**Requirements**. The complete listing should be restated exactly.

**Collected data entries**.
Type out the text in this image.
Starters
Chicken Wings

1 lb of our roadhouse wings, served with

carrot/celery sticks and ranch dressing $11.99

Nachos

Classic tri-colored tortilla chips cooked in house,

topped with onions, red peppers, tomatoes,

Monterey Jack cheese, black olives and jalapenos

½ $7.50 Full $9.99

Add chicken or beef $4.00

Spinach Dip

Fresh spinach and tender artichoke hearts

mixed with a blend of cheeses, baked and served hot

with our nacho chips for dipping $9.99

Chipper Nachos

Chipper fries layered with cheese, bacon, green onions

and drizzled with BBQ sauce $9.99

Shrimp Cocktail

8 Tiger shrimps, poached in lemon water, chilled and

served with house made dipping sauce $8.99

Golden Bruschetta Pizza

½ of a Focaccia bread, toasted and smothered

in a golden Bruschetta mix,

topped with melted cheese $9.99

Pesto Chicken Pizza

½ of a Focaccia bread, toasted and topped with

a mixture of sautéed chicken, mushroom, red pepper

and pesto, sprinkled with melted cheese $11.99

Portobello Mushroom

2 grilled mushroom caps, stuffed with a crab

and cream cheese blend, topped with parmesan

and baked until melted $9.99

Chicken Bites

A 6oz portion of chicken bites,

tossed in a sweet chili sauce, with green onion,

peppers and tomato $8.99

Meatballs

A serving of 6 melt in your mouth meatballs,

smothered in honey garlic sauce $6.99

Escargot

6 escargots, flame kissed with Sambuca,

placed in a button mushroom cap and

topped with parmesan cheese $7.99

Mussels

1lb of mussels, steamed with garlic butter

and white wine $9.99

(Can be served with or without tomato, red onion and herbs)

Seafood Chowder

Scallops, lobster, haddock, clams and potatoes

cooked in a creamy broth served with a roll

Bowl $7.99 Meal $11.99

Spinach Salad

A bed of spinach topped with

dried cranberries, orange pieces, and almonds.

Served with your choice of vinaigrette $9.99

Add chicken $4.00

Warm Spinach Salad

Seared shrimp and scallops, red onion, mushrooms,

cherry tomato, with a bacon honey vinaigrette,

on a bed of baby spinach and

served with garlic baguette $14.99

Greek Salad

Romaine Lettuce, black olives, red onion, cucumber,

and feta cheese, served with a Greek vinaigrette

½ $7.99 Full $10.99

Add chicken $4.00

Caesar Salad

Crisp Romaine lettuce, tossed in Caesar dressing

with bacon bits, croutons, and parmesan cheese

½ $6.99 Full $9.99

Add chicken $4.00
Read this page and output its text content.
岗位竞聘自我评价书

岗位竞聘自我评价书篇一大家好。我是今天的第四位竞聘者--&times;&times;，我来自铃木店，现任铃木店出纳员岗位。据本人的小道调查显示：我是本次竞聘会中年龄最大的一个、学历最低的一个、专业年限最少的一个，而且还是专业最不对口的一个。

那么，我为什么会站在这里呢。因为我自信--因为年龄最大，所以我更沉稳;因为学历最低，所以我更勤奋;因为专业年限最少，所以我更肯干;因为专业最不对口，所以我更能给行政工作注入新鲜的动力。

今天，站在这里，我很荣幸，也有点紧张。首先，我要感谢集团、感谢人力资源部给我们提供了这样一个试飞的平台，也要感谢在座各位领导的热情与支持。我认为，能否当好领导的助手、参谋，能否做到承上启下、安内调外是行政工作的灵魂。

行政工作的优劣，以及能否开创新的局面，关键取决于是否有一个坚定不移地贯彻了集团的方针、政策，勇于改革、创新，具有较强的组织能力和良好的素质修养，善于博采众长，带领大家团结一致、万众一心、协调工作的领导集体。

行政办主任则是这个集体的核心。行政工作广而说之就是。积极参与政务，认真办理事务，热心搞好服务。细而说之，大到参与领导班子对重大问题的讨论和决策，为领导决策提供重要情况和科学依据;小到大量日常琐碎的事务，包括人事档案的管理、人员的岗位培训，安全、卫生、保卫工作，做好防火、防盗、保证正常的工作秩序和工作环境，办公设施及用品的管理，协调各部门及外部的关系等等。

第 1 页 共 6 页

**Written answer**.
Type out the text in this image.
Starters
Chicken Wings

1 lb of our roadhouse wings, served with

carrot/celery sticks and ranch dressing $11.99

Nachos

Classic tri-colored tortilla chips cooked in house,

topped with onions, red peppers, tomatoes,

Monterey Jack cheese, black olives and jalapenos

½ $7.50 Full $9.99

Add chicken or beef $4.00

Spinach Dip

Fresh spinach and tender artichoke hearts

mixed with a blend of cheeses, baked and served hot

with our nacho chips for dipping $9.99

Chipper Nachos

Chipper fries layered with cheese, bacon, green onions

and drizzled with BBQ sauce $9.99

Shrimp Cocktail

8 Tiger shrimps, poached in lemon water, chilled and

served with house made dipping sauce $8.99

Golden Bruschetta Pizza

½ of a Focaccia bread, toasted and smothered

in a golden Bruschetta mix,

topped with melted cheese $9.99

Pesto Chicken Pizza

½ of a Focaccia bread, toasted and topped with

a mixture of sautéed chicken, mushroom, red pepper

and pesto, sprinkled with melted cheese $11.99

Portobello Mushroom

2 grilled mushroom caps, stuffed with a crab

and cream cheese blend, topped with parmesan

and baked until melted $9.99

Chicken Bites

A 6oz portion of chicken bites,

tossed in a sweet chili sauce, with green onion,

peppers and tomato $8.99

Meatballs

A serving of 6 melt in your mouth meatballs,

smothered in honey garlic sauce $6.99

Escargot

6 escargots, flame kissed with Sambuca,

placed in a button mushroom cap and

topped with parmesan cheese $7.99

Mussels

1lb of mussels, steamed with garlic butter

and white wine $9.99

(Can be served with or without tomato, red onion and herbs)

Seafood Chowder

Scallops, lobster, haddock, clams and potatoes

cooked in a creamy broth served with a roll

Bowl $7.99 Meal $11.99

Spinach Salad

A bed of spinach topped with

dried cranberries, orange pieces, and almonds.

Served with your choice of vinaigrette $9.99

Add chicken $4.00

Warm Spinach Salad

Seared shrimp and scallops, red onion, mushrooms,

cherry tomato, with a bacon honey vinaigrette,

on a bed of baby spinach and

served with garlic baguette $14.99

Greek Salad

Romaine Lettuce, black olives, red onion, cucumber,

and feta cheese, served with a Greek vinaigrette

½ $7.99 Full $10.99

Add chicken $4.00

Caesar Salad

Crisp Romaine lettuce, tossed in Caesar dressing

with bacon bits, croutons, and parmesan cheese

½ $6.99 Full $9.99

Add chicken $4.00
Read this page and output its text content.
岗位竞聘自我评价书

岗位竞聘自我评价书篇一大家好。我是今天的第四位竞聘者--&times;&times;，我来自铃木店，现任铃木店出纳员岗位。据本人的小道调查显示：我是本次竞聘会中年龄最大的一个、学历最低的一个、专业年限最少的一个，而且还是专业最不对口的一个。

那么，我为什么会站在这里呢。因为我自信--因为年龄最大，所以我更沉稳;因为学历最低，所以我更勤奋;因为专业年限最少，所以我更肯干;因为专业最不对口，所以我更能给行政工作注入新鲜的动力。

今天，站在这里，我很荣幸，也有点紧张。首先，我要感谢集团、感谢人力资源部给我们提供了这样一个试飞的平台，也要感谢在座各位领导的热情与支持。我认为，能否当好领导的助手、参谋，能否做到承上启下、安内调外是行政工作的灵魂。

行政工作的优劣，以及能否开创新的局面，关键取决于是否有一个坚定不移地贯彻了集团的方针、政策，勇于改革、创新，具有较强的组织能力和良好的素质修养，善于博采众长，带领大家团结一致、万众一心、协调工作的领导集体。

行政办主任则是这个集体的核心。行政工作广而说之就是。积极参与政务，认真办理事务，热心搞好服务。细而说之，大到参与领导班子对重大问题的讨论和决策，为领导决策提供重要情况和科学依据;小到大量日常琐碎的事务，包括人事档案的管理、人员的岗位培训，安全、卫生、保卫工作，做好防火、防盗、保证正常的工作秩序和工作环境，办公设施及用品的管理，协调各部门及外部的关系等等。

第 1 页 共 6 页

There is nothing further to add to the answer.